• **Records to process**:

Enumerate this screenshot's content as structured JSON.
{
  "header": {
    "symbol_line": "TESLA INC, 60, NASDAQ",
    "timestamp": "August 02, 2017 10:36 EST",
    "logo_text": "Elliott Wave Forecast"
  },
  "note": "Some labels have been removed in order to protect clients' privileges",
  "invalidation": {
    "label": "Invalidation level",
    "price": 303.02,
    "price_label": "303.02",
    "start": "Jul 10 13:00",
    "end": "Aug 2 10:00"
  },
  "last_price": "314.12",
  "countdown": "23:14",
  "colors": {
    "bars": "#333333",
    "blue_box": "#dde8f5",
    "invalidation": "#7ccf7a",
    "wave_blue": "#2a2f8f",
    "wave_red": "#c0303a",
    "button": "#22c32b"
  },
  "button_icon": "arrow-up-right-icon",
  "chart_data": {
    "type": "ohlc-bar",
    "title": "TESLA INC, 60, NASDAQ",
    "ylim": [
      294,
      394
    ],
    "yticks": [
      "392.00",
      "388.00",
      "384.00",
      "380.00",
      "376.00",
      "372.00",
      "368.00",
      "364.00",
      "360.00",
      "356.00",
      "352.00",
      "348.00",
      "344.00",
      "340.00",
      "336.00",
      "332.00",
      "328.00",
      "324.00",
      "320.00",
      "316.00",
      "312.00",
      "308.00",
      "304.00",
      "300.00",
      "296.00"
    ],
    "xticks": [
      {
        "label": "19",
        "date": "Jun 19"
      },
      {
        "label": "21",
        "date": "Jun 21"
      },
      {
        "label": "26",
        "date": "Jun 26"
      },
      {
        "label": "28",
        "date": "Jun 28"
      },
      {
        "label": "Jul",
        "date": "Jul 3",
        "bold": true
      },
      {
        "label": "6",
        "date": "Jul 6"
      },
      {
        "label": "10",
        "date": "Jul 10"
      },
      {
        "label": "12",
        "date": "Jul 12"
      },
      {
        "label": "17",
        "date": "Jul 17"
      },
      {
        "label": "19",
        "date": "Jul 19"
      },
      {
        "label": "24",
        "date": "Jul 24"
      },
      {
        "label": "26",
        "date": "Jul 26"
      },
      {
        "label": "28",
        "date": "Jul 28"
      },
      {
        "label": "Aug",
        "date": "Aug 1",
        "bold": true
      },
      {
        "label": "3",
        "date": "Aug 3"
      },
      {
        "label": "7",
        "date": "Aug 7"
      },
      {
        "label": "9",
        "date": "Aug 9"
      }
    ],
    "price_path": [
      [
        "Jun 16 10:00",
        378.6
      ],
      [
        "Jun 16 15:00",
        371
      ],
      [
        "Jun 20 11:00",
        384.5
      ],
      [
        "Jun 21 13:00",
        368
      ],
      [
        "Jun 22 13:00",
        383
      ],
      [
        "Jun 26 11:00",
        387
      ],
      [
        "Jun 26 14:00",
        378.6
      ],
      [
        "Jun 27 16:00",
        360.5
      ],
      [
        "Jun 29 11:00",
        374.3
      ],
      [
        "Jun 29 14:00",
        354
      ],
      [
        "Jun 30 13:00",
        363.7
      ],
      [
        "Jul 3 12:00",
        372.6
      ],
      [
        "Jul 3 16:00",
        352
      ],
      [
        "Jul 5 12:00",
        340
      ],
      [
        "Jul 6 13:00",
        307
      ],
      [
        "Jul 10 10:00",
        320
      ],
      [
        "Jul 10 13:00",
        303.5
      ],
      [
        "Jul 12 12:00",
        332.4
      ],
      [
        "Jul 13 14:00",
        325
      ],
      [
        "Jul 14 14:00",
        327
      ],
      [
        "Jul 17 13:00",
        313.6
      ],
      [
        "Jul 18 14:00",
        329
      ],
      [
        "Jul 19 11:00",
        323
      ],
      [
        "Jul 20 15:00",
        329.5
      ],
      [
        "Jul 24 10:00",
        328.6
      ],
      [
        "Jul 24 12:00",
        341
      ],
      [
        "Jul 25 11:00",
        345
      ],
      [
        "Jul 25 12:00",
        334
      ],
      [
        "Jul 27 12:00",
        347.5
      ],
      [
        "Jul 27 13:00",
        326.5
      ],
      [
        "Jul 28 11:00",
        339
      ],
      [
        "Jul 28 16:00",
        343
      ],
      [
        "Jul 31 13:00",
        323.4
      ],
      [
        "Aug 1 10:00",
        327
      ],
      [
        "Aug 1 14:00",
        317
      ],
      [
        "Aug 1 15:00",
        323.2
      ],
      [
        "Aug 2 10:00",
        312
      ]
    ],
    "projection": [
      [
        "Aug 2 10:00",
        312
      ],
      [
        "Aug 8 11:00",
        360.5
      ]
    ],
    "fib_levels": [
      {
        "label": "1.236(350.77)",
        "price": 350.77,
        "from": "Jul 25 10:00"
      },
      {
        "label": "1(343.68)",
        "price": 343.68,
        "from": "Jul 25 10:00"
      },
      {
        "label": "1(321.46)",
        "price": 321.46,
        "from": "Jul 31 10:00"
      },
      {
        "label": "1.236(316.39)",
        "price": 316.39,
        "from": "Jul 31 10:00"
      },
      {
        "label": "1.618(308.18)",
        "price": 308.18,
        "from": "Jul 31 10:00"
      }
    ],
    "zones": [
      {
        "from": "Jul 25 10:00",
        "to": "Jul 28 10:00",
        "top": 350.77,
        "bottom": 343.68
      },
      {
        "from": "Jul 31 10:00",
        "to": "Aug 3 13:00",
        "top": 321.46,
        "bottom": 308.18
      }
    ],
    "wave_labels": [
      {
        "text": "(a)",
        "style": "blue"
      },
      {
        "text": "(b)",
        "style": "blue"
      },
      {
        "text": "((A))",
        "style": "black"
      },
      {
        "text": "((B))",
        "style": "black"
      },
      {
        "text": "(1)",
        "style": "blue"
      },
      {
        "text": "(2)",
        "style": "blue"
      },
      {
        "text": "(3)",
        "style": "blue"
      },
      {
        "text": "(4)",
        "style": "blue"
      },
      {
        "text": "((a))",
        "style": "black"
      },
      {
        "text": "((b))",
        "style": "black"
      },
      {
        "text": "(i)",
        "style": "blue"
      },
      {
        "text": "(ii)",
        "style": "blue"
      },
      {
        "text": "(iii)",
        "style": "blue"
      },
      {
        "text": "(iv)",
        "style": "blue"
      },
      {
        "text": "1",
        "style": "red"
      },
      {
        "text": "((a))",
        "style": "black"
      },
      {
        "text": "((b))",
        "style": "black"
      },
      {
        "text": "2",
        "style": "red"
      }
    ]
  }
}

• **To be done**:
Print out all the entries precisely as written.

• **The answer**:
Enumerate this screenshot's content as structured JSON.
{
  "header": {
    "symbol_line": "TESLA INC, 60, NASDAQ",
    "timestamp": "August 02, 2017 10:36 EST",
    "logo_text": "Elliott Wave Forecast"
  },
  "note": "Some labels have been removed in order to protect clients' privileges",
  "invalidation": {
    "label": "Invalidation level",
    "price": 303.02,
    "price_label": "303.02",
    "start": "Jul 10 13:00",
    "end": "Aug 2 10:00"
  },
  "last_price": "314.12",
  "countdown": "23:14",
  "colors": {
    "bars": "#333333",
    "blue_box": "#dde8f5",
    "invalidation": "#7ccf7a",
    "wave_blue": "#2a2f8f",
    "wave_red": "#c0303a",
    "button": "#22c32b"
  },
  "button_icon": "arrow-up-right-icon",
  "chart_data": {
    "type": "ohlc-bar",
    "title": "TESLA INC, 60, NASDAQ",
    "ylim": [
      294,
      394
    ],
    "yticks": [
      "392.00",
      "388.00",
      "384.00",
      "380.00",
      "376.00",
      "372.00",
      "368.00",
      "364.00",
      "360.00",
      "356.00",
      "352.00",
      "348.00",
      "344.00",
      "340.00",
      "336.00",
      "332.00",
      "328.00",
      "324.00",
      "320.00",
      "316.00",
      "312.00",
      "308.00",
      "304.00",
      "300.00",
      "296.00"
    ],
    "xticks": [
      {
        "label": "19",
        "date": "Jun 19"
      },
      {
        "label": "21",
        "date": "Jun 21"
      },
      {
        "label": "26",
        "date": "Jun 26"
      },
      {
        "label": "28",
        "date": "Jun 28"
      },
      {
        "label": "Jul",
        "date": "Jul 3",
        "bold": true
      },
      {
        "label": "6",
        "date": "Jul 6"
      },
      {
        "label": "10",
        "date": "Jul 10"
      },
      {
        "label": "12",
        "date": "Jul 12"
      },
      {
        "label": "17",
        "date": "Jul 17"
      },
      {
        "label": "19",
        "date": "Jul 19"
      },
      {
        "label": "24",
        "date": "Jul 24"
      },
      {
        "label": "26",
        "date": "Jul 26"
      },
      {
        "label": "28",
        "date": "Jul 28"
      },
      {
        "label": "Aug",
        "date": "Aug 1",
        "bold": true
      },
      {
        "label": "3",
        "date": "Aug 3"
      },
      {
        "label": "7",
        "date": "Aug 7"
      },
      {
        "label": "9",
        "date": "Aug 9"
      }
    ],
    "price_path": [
      [
        "Jun 16 10:00",
        378.6
      ],
      [
        "Jun 16 15:00",
        371
      ],
      [
        "Jun 20 11:00",
        384.5
      ],
      [
        "Jun 21 13:00",
        368
      ],
      [
        "Jun 22 13:00",
        383
      ],
      [
        "Jun 26 11:00",
        387
      ],
      [
        "Jun 26 14:00",
        378.6
      ],
      [
        "Jun 27 16:00",
        360.5
      ],
      [
        "Jun 29 11:00",
        374.3
      ],
      [
        "Jun 29 14:00",
        354
      ],
      [
        "Jun 30 13:00",
        363.7
      ],
      [
        "Jul 3 12:00",
        372.6
      ],
      [
        "Jul 3 16:00",
        352
      ],
      [
        "Jul 5 12:00",
        340
      ],
      [
        "Jul 6 13:00",
        307
      ],
      [
        "Jul 10 10:00",
        320
      ],
      [
        "Jul 10 13:00",
        303.5
      ],
      [
        "Jul 12 12:00",
        332.4
      ],
      [
        "Jul 13 14:00",
        325
      ],
      [
        "Jul 14 14:00",
        327
      ],
      [
        "Jul 17 13:00",
        313.6
      ],
      [
        "Jul 18 14:00",
        329
      ],
      [
        "Jul 19 11:00",
        323
      ],
      [
        "Jul 20 15:00",
        329.5
      ],
      [
        "Jul 24 10:00",
        328.6
      ],
      [
        "Jul 24 12:00",
        341
      ],
      [
        "Jul 25 11:00",
        345
      ],
      [
        "Jul 25 12:00",
        334
      ],
      [
        "Jul 27 12:00",
        347.5
      ],
      [
        "Jul 27 13:00",
        326.5
      ],
      [
        "Jul 28 11:00",
        339
      ],
      [
        "Jul 28 16:00",
        343
      ],
      [
        "Jul 31 13:00",
        323.4
      ],
      [
        "Aug 1 10:00",
        327
      ],
      [
        "Aug 1 14:00",
        317
      ],
      [
        "Aug 1 15:00",
        323.2
      ],
      [
        "Aug 2 10:00",
        312
      ]
    ],
    "projection": [
      [
        "Aug 2 10:00",
        312
      ],
      [
        "Aug 8 11:00",
        360.5
      ]
    ],
    "fib_levels": [
      {
        "label": "1.236(350.77)",
        "price": 350.77,
        "from": "Jul 25 10:00"
      },
      {
        "label": "1(343.68)",
        "price": 343.68,
        "from": "Jul 25 10:00"
      },
      {
        "label": "1(321.46)",
        "price": 321.46,
        "from": "Jul 31 10:00"
      },
      {
        "label": "1.236(316.39)",
        "price": 316.39,
        "from": "Jul 31 10:00"
      },
      {
        "label": "1.618(308.18)",
        "price": 308.18,
        "from": "Jul 31 10:00"
      }
    ],
    "zones": [
      {
        "from": "Jul 25 10:00",
        "to": "Jul 28 10:00",
        "top": 350.77,
        "bottom": 343.68
      },
      {
        "from": "Jul 31 10:00",
        "to": "Aug 3 13:00",
        "top": 321.46,
        "bottom": 308.18
      }
    ],
    "wave_labels": [
      {
        "text": "(a)",
        "style": "blue"
      },
      {
        "text": "(b)",
        "style": "blue"
      },
      {
        "text": "((A))",
        "style": "black"
      },
      {
        "text": "((B))",
        "style": "black"
      },
      {
        "text": "(1)",
        "style": "blue"
      },
      {
        "text": "(2)",
        "style": "blue"
      },
      {
        "text": "(3)",
        "style": "blue"
      },
      {
        "text": "(4)",
        "style": "blue"
      },
      {
        "text": "((a))",
        "style": "black"
      },
      {
        "text": "((b))",
        "style": "black"
      },
      {
        "text": "(i)",
        "style": "blue"
      },
      {
        "text": "(ii)",
        "style": "blue"
      },
      {
        "text": "(iii)",
        "style": "blue"
      },
      {
        "text": "(iv)",
        "style": "blue"
      },
      {
        "text": "1",
        "style": "red"
      },
      {
        "text": "((a))",
        "style": "black"
      },
      {
        "text": "((b))",
        "style": "black"
      },
      {
        "text": "2",
        "style": "red"
      }
    ]
  }
}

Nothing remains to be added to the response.